[begin Dataset excerpts]
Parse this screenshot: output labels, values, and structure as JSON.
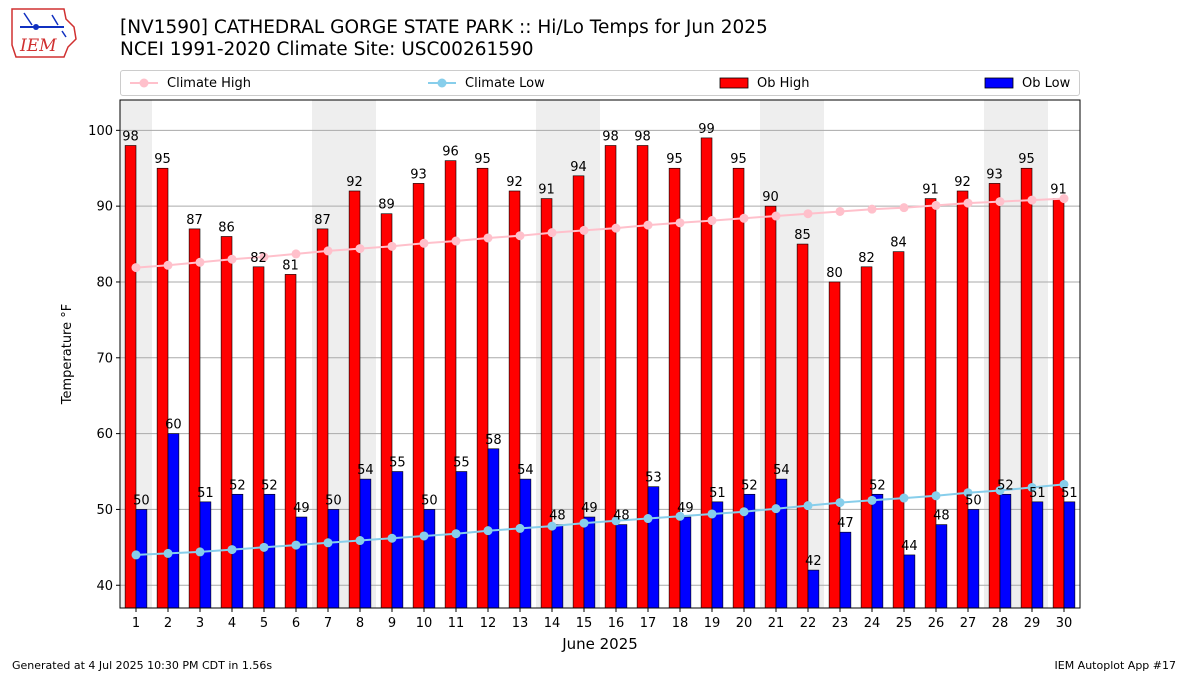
{
  "logo": {
    "text": "IEM"
  },
  "title": {
    "line1": "[NV1590] CATHEDRAL GORGE STATE PARK :: Hi/Lo Temps for Jun 2025",
    "line2": "NCEI 1991-2020 Climate Site: USC00261590"
  },
  "legend": {
    "climate_high": "Climate High",
    "climate_low": "Climate Low",
    "ob_high": "Ob High",
    "ob_low": "Ob Low"
  },
  "colors": {
    "ob_high": "#ff0000",
    "ob_low": "#0000ff",
    "climate_high": "#ffc0cb",
    "climate_low": "#87ceeb",
    "weekend_shade": "#eeeeee",
    "grid": "#aaaaaa"
  },
  "footer": {
    "generated": "Generated at 4 Jul 2025 10:30 PM CDT in 1.56s",
    "app": "IEM Autoplot App #17"
  },
  "chart_data": {
    "type": "bar",
    "xlabel": "June 2025",
    "ylabel": "Temperature °F",
    "ylim": [
      37,
      104
    ],
    "yticks": [
      40,
      50,
      60,
      70,
      80,
      90,
      100
    ],
    "grid": true,
    "legend_position": "top",
    "categories": [
      "1",
      "2",
      "3",
      "4",
      "5",
      "6",
      "7",
      "8",
      "9",
      "10",
      "11",
      "12",
      "13",
      "14",
      "15",
      "16",
      "17",
      "18",
      "19",
      "20",
      "21",
      "22",
      "23",
      "24",
      "25",
      "26",
      "27",
      "28",
      "29",
      "30"
    ],
    "weekend_days": [
      1,
      7,
      8,
      14,
      15,
      21,
      22,
      28,
      29
    ],
    "series": [
      {
        "name": "Ob High",
        "kind": "bar",
        "values": [
          98,
          95,
          87,
          86,
          82,
          81,
          87,
          92,
          89,
          93,
          96,
          95,
          92,
          91,
          94,
          98,
          98,
          95,
          99,
          95,
          90,
          85,
          80,
          82,
          84,
          91,
          92,
          93,
          95,
          91
        ]
      },
      {
        "name": "Ob Low",
        "kind": "bar",
        "values": [
          50,
          60,
          51,
          52,
          52,
          49,
          50,
          54,
          55,
          50,
          55,
          58,
          54,
          48,
          49,
          48,
          53,
          49,
          51,
          52,
          54,
          42,
          47,
          52,
          44,
          48,
          50,
          52,
          51,
          51
        ]
      },
      {
        "name": "Climate High",
        "kind": "line",
        "values": [
          81.9,
          82.2,
          82.6,
          83.0,
          83.3,
          83.7,
          84.1,
          84.4,
          84.7,
          85.1,
          85.4,
          85.8,
          86.1,
          86.5,
          86.8,
          87.1,
          87.5,
          87.8,
          88.1,
          88.4,
          88.7,
          89.0,
          89.3,
          89.6,
          89.8,
          90.1,
          90.4,
          90.6,
          90.8,
          91.0
        ]
      },
      {
        "name": "Climate Low",
        "kind": "line",
        "values": [
          44.0,
          44.2,
          44.4,
          44.7,
          45.0,
          45.3,
          45.6,
          45.9,
          46.2,
          46.5,
          46.8,
          47.2,
          47.5,
          47.8,
          48.2,
          48.5,
          48.8,
          49.1,
          49.4,
          49.7,
          50.1,
          50.5,
          50.9,
          51.2,
          51.5,
          51.8,
          52.2,
          52.5,
          52.9,
          53.3
        ]
      }
    ]
  }
}
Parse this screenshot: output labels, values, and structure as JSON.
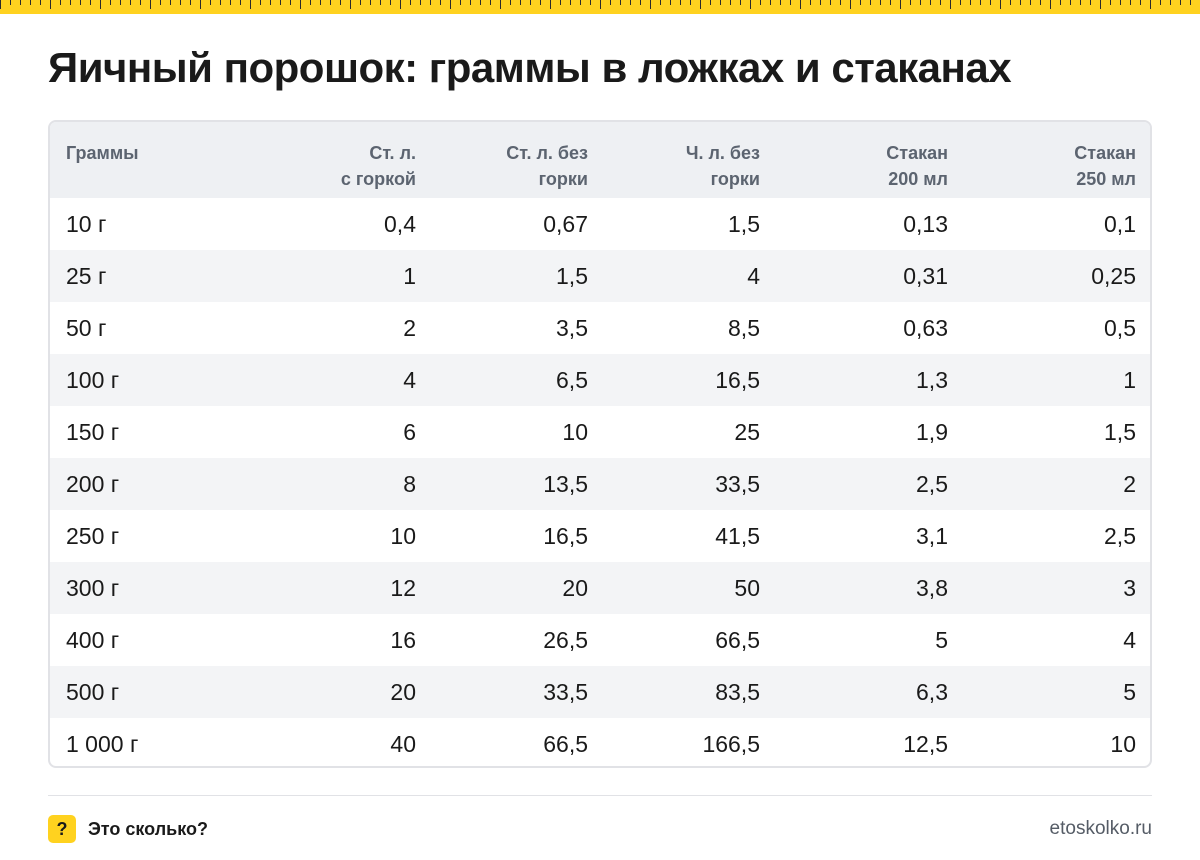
[end Dataset excerpts]
▶ _What needs to be done_
Make an exact reproduction of the listing above, without any pictures.

▶ _Problem solution_
Parse this screenshot: output labels, values, and structure as JSON.
{
  "logo": {
    "text": "IEM"
  },
  "title": {
    "line1": "[NV1590] CATHEDRAL GORGE STATE PARK :: Hi/Lo Temps for Jun 2025",
    "line2": "NCEI 1991-2020 Climate Site: USC00261590"
  },
  "legend": {
    "climate_high": "Climate High",
    "climate_low": "Climate Low",
    "ob_high": "Ob High",
    "ob_low": "Ob Low"
  },
  "colors": {
    "ob_high": "#ff0000",
    "ob_low": "#0000ff",
    "climate_high": "#ffc0cb",
    "climate_low": "#87ceeb",
    "weekend_shade": "#eeeeee",
    "grid": "#aaaaaa"
  },
  "footer": {
    "generated": "Generated at 4 Jul 2025 10:30 PM CDT in 1.56s",
    "app": "IEM Autoplot App #17"
  },
  "chart_data": {
    "type": "bar",
    "xlabel": "June 2025",
    "ylabel": "Temperature °F",
    "ylim": [
      37,
      104
    ],
    "yticks": [
      40,
      50,
      60,
      70,
      80,
      90,
      100
    ],
    "grid": true,
    "legend_position": "top",
    "categories": [
      "1",
      "2",
      "3",
      "4",
      "5",
      "6",
      "7",
      "8",
      "9",
      "10",
      "11",
      "12",
      "13",
      "14",
      "15",
      "16",
      "17",
      "18",
      "19",
      "20",
      "21",
      "22",
      "23",
      "24",
      "25",
      "26",
      "27",
      "28",
      "29",
      "30"
    ],
    "weekend_days": [
      1,
      7,
      8,
      14,
      15,
      21,
      22,
      28,
      29
    ],
    "series": [
      {
        "name": "Ob High",
        "kind": "bar",
        "values": [
          98,
          95,
          87,
          86,
          82,
          81,
          87,
          92,
          89,
          93,
          96,
          95,
          92,
          91,
          94,
          98,
          98,
          95,
          99,
          95,
          90,
          85,
          80,
          82,
          84,
          91,
          92,
          93,
          95,
          91
        ]
      },
      {
        "name": "Ob Low",
        "kind": "bar",
        "values": [
          50,
          60,
          51,
          52,
          52,
          49,
          50,
          54,
          55,
          50,
          55,
          58,
          54,
          48,
          49,
          48,
          53,
          49,
          51,
          52,
          54,
          42,
          47,
          52,
          44,
          48,
          50,
          52,
          51,
          51
        ]
      },
      {
        "name": "Climate High",
        "kind": "line",
        "values": [
          81.9,
          82.2,
          82.6,
          83.0,
          83.3,
          83.7,
          84.1,
          84.4,
          84.7,
          85.1,
          85.4,
          85.8,
          86.1,
          86.5,
          86.8,
          87.1,
          87.5,
          87.8,
          88.1,
          88.4,
          88.7,
          89.0,
          89.3,
          89.6,
          89.8,
          90.1,
          90.4,
          90.6,
          90.8,
          91.0
        ]
      },
      {
        "name": "Climate Low",
        "kind": "line",
        "values": [
          44.0,
          44.2,
          44.4,
          44.7,
          45.0,
          45.3,
          45.6,
          45.9,
          46.2,
          46.5,
          46.8,
          47.2,
          47.5,
          47.8,
          48.2,
          48.5,
          48.8,
          49.1,
          49.4,
          49.7,
          50.1,
          50.5,
          50.9,
          51.2,
          51.5,
          51.8,
          52.2,
          52.5,
          52.9,
          53.3
        ]
      }
    ]
  }
}
Parse this screenshot: output labels, values, and structure as JSON.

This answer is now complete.